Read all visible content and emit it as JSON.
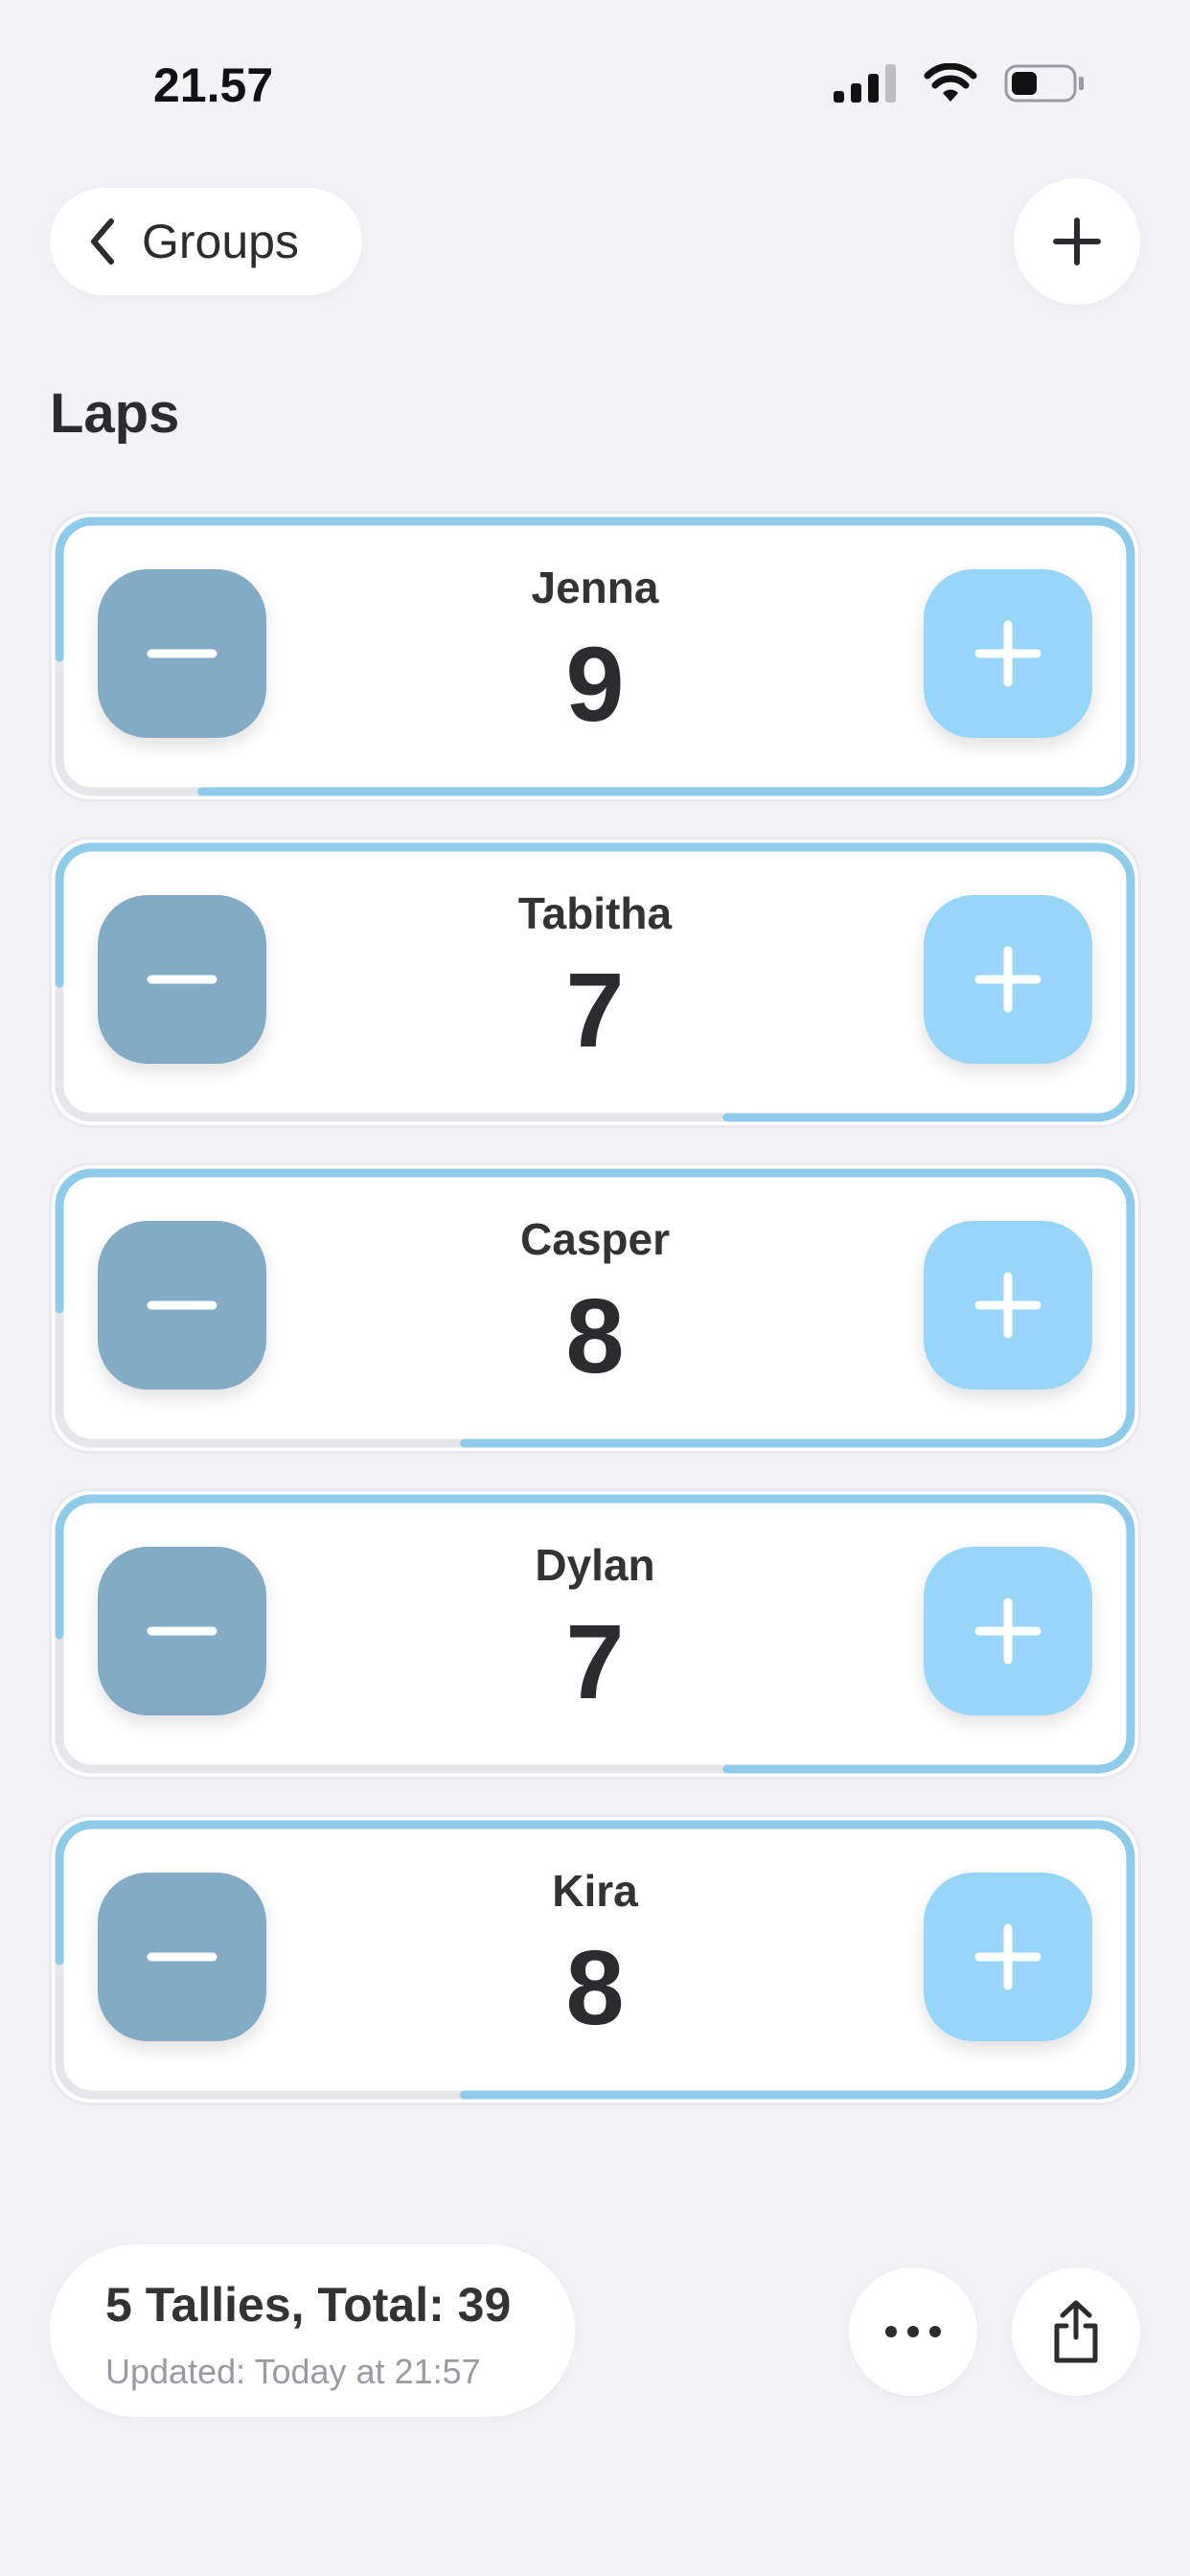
{
  "status_bar": {
    "time": "21.57"
  },
  "header": {
    "back_label": "Groups"
  },
  "page": {
    "title": "Laps"
  },
  "tallies": [
    {
      "name": "Jenna",
      "count": "9",
      "progress": 0.9
    },
    {
      "name": "Tabitha",
      "count": "7",
      "progress": 0.7
    },
    {
      "name": "Casper",
      "count": "8",
      "progress": 0.8
    },
    {
      "name": "Dylan",
      "count": "7",
      "progress": 0.7
    },
    {
      "name": "Kira",
      "count": "8",
      "progress": 0.8
    }
  ],
  "footer": {
    "summary": "5 Tallies, Total: 39",
    "updated": "Updated: Today at 21:57"
  },
  "colors": {
    "background": "#f2f2f7",
    "decrement": "#84abc6",
    "increment": "#97d6f8",
    "progress": "#8ecbeb",
    "track": "#e6e6ea"
  },
  "icons": {
    "back": "chevron-left-icon",
    "add": "plus-icon",
    "more": "ellipsis-icon",
    "share": "share-icon"
  }
}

+ + + + + + +

REQUEST: Retype the entries word for word. Omit any images.

COMPLETE ANSWER:
Read all visible content and emit it as JSON.
{
  "status_bar": {
    "time": "21.57"
  },
  "header": {
    "back_label": "Groups"
  },
  "page": {
    "title": "Laps"
  },
  "tallies": [
    {
      "name": "Jenna",
      "count": "9",
      "progress": 0.9
    },
    {
      "name": "Tabitha",
      "count": "7",
      "progress": 0.7
    },
    {
      "name": "Casper",
      "count": "8",
      "progress": 0.8
    },
    {
      "name": "Dylan",
      "count": "7",
      "progress": 0.7
    },
    {
      "name": "Kira",
      "count": "8",
      "progress": 0.8
    }
  ],
  "footer": {
    "summary": "5 Tallies, Total: 39",
    "updated": "Updated: Today at 21:57"
  },
  "colors": {
    "background": "#f2f2f7",
    "decrement": "#84abc6",
    "increment": "#97d6f8",
    "progress": "#8ecbeb",
    "track": "#e6e6ea"
  },
  "icons": {
    "back": "chevron-left-icon",
    "add": "plus-icon",
    "more": "ellipsis-icon",
    "share": "share-icon"
  }
}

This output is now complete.